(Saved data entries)

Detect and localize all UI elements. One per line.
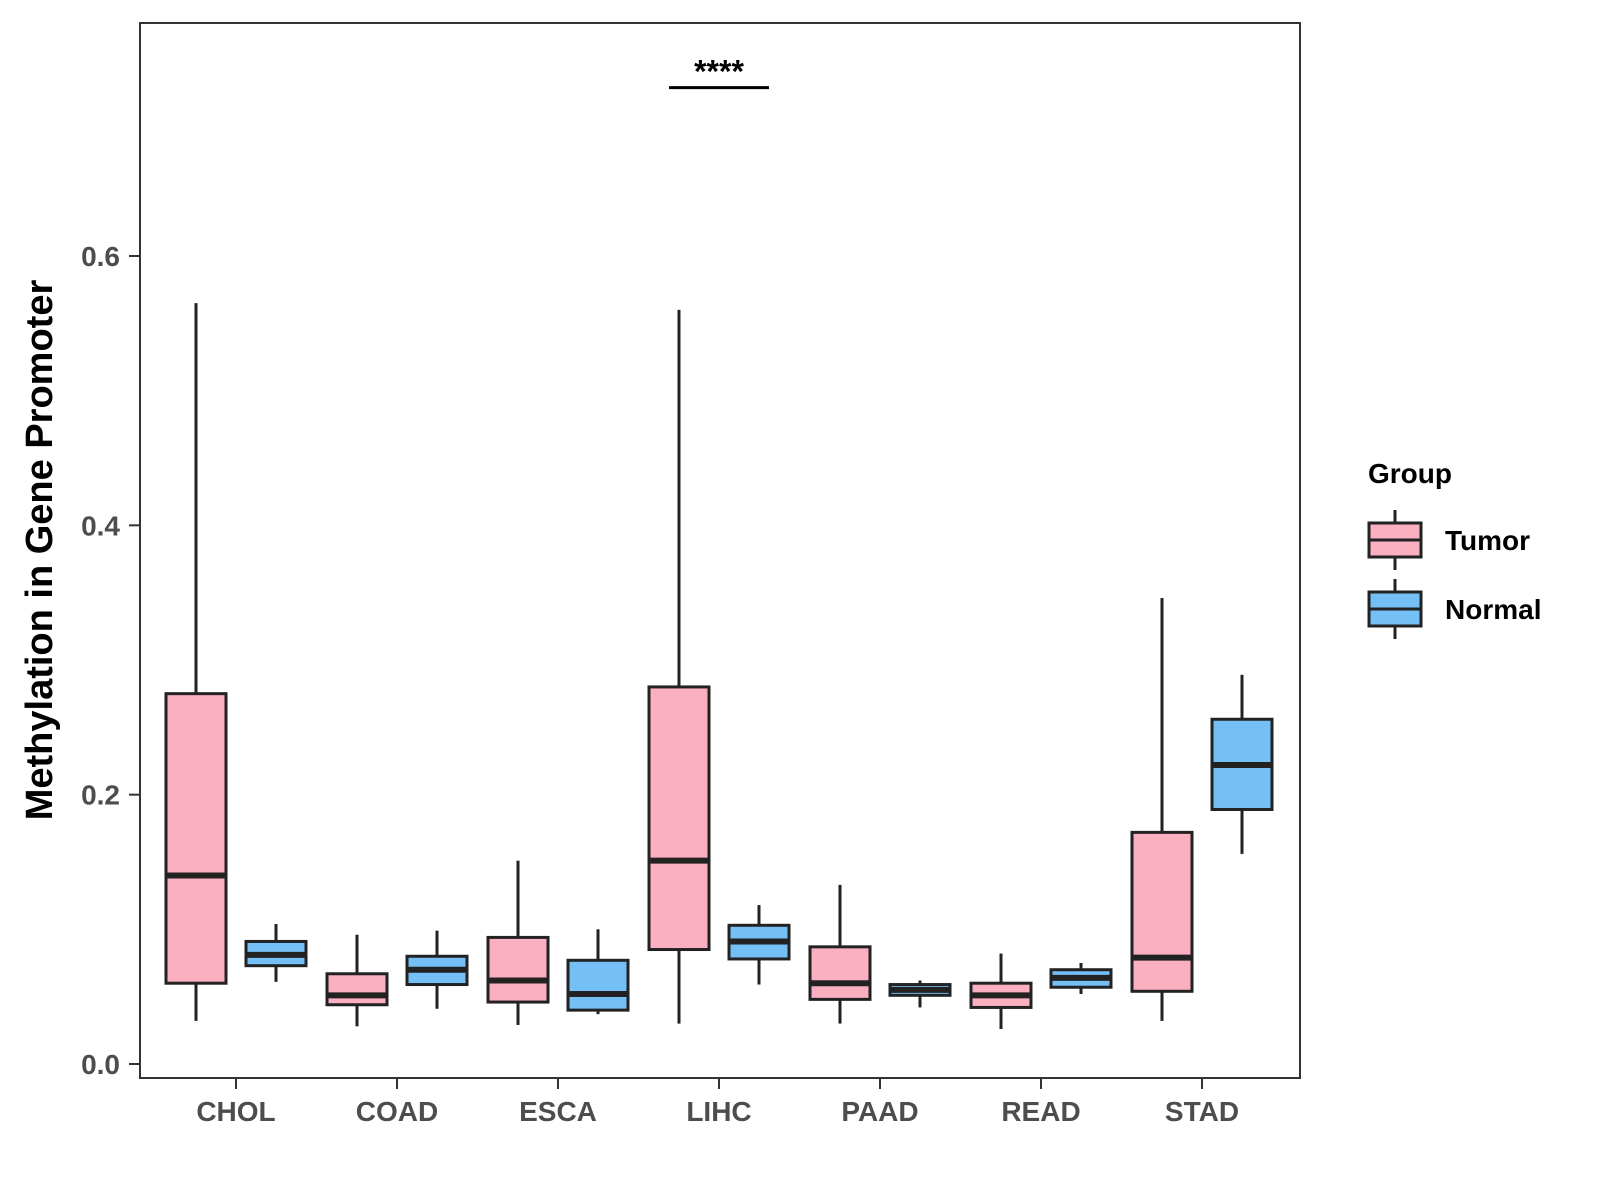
x-tick-label: PAAD [841, 1096, 918, 1127]
box-tumor-chol [164, 303, 228, 1021]
y-tick-label: 0.4 [81, 510, 120, 541]
y-tick-label: 0.0 [81, 1049, 120, 1080]
legend: Group Tumor Normal [1367, 458, 1541, 639]
box-normal-read [1049, 963, 1113, 994]
box-normal-esca [566, 929, 630, 1015]
significance-annotation: **** [669, 54, 769, 90]
box-normal-chol [244, 923, 308, 982]
box-body [325, 972, 389, 1007]
box-body [647, 685, 711, 952]
legend-key-tumor: Tumor [1367, 510, 1530, 570]
box-normal-paad [888, 980, 952, 1008]
y-axis-title: Methylation in Gene Promoter [19, 280, 61, 821]
box-body [1130, 830, 1194, 993]
y-tick-label: 0.2 [81, 780, 120, 811]
box-series [164, 303, 1274, 1029]
legend-label: Normal [1445, 594, 1541, 625]
box-tumor-stad [1130, 598, 1194, 1021]
box-tumor-esca [486, 860, 550, 1025]
box-normal-lihc [727, 905, 791, 985]
x-tick-label: STAD [1165, 1096, 1239, 1127]
box-tumor-paad [808, 884, 872, 1024]
legend-title: Group [1368, 458, 1452, 489]
x-tick-label: CHOL [196, 1096, 275, 1127]
x-tick-label: ESCA [519, 1096, 597, 1127]
box-tumor-lihc [647, 309, 711, 1024]
box-body [164, 692, 228, 985]
box-body [486, 935, 550, 1004]
legend-key-normal: Normal [1367, 579, 1541, 639]
box-normal-stad [1210, 674, 1274, 854]
x-tick-label: LIHC [686, 1096, 751, 1127]
x-tick-label: COAD [356, 1096, 438, 1127]
box-tumor-read [969, 953, 1033, 1029]
box-body [808, 945, 872, 1001]
box-body [566, 958, 630, 1012]
y-tick-label: 0.6 [81, 241, 120, 272]
x-tick-label: READ [1001, 1096, 1080, 1127]
x-axis: CHOL COAD ESCA LIHC PAAD READ STAD [196, 1078, 1239, 1127]
significance-label: **** [694, 54, 744, 90]
legend-label: Tumor [1445, 525, 1530, 556]
y-axis: 0.0 0.2 0.4 0.6 [81, 241, 140, 1080]
box-normal-coad [405, 930, 469, 1009]
box-tumor-coad [325, 934, 389, 1027]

GOAL OF THE EXERCISE =
Only one number is wanted: how many lines in the records above contain the string "significance".

YOUR RESPONSE =
2